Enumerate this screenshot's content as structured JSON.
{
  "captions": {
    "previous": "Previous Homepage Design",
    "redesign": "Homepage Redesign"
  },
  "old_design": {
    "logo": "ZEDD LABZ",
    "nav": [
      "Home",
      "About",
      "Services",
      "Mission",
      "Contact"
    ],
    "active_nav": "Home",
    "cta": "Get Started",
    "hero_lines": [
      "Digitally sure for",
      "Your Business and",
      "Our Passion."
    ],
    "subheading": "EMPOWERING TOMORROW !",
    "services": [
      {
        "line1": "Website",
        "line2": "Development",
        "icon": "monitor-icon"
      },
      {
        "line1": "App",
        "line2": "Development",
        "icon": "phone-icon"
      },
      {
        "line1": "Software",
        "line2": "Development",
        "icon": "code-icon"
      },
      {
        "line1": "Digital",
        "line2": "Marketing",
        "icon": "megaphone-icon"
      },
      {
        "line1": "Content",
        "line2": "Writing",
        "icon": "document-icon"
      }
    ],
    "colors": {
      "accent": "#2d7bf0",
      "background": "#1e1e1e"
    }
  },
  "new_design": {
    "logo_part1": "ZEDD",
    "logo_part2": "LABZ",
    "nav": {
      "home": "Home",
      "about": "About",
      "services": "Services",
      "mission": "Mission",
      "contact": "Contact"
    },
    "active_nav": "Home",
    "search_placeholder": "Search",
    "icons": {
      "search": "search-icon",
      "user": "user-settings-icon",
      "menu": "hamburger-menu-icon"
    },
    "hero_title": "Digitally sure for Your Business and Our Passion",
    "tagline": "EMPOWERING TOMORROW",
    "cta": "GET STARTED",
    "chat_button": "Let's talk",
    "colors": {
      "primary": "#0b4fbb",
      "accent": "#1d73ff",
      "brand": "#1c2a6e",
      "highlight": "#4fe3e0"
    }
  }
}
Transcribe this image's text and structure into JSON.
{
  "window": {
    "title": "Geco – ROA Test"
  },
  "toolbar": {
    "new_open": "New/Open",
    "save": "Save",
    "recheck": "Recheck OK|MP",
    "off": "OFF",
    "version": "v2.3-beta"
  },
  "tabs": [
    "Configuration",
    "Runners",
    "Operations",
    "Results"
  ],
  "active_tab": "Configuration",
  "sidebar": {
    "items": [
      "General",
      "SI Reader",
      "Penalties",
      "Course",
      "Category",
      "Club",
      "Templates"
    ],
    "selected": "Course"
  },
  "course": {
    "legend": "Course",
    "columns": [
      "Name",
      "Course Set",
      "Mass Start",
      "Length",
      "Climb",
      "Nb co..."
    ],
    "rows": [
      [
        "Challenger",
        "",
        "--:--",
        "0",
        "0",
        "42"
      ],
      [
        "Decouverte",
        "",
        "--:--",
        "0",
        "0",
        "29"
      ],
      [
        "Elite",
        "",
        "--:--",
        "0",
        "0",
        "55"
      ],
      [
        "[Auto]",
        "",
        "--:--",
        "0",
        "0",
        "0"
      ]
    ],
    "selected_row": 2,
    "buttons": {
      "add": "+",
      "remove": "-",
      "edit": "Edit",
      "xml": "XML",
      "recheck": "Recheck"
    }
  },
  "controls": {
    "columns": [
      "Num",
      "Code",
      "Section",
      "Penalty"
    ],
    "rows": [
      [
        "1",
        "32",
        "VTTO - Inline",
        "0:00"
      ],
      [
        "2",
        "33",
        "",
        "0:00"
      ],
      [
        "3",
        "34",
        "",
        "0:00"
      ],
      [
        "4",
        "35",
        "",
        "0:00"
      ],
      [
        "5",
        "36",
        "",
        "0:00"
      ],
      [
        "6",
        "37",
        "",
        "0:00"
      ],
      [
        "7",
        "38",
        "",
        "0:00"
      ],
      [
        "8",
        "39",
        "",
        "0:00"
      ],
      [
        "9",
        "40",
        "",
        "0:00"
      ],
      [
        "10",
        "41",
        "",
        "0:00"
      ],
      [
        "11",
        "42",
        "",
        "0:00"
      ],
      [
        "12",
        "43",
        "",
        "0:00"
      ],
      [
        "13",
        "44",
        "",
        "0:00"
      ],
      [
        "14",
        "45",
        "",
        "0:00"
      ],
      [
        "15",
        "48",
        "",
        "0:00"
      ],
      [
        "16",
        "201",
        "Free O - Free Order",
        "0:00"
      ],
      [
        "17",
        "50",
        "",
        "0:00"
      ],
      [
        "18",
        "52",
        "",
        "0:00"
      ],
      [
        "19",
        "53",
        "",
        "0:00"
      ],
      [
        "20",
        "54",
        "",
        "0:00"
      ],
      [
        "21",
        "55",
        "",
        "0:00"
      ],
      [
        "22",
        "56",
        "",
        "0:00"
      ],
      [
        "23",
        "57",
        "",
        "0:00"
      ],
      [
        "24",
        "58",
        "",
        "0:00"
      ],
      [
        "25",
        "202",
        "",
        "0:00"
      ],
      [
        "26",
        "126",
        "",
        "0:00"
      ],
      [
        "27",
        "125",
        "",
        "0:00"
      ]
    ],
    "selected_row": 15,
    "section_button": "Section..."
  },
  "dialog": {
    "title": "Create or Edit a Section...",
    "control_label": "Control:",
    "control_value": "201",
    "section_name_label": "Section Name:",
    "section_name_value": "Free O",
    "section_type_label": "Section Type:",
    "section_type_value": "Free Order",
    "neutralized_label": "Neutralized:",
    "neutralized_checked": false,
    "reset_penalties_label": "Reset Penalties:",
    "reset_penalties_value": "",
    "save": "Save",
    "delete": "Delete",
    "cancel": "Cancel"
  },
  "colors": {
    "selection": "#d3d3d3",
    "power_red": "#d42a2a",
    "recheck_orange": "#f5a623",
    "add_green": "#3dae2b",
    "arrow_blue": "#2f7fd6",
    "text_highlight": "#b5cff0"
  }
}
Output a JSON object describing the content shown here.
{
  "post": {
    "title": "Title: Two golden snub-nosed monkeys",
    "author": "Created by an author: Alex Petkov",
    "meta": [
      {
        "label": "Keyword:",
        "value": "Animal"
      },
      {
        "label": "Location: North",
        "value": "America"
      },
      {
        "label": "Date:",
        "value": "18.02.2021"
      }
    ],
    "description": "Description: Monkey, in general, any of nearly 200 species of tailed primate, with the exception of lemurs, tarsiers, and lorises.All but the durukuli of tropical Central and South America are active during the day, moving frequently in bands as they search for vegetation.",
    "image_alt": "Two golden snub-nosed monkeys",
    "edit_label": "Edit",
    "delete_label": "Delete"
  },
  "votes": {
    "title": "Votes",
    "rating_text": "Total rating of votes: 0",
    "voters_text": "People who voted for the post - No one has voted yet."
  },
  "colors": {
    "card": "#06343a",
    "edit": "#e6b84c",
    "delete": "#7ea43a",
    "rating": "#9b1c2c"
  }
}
+--
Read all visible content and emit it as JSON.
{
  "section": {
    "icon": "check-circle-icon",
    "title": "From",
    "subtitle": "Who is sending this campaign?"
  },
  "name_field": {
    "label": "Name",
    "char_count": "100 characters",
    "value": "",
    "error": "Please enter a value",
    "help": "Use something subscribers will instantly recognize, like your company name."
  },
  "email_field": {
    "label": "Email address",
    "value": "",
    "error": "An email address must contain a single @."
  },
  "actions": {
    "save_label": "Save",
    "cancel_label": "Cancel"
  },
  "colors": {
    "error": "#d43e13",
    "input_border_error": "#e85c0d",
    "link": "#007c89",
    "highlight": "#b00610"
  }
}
+--
EXERCISE PROMPT => Copy every line of the listing that contains the word "Digitally".

THE REPLY =>
      "Digitally sure for",
    "hero_title": "Digitally sure for Your Business and Our Passion",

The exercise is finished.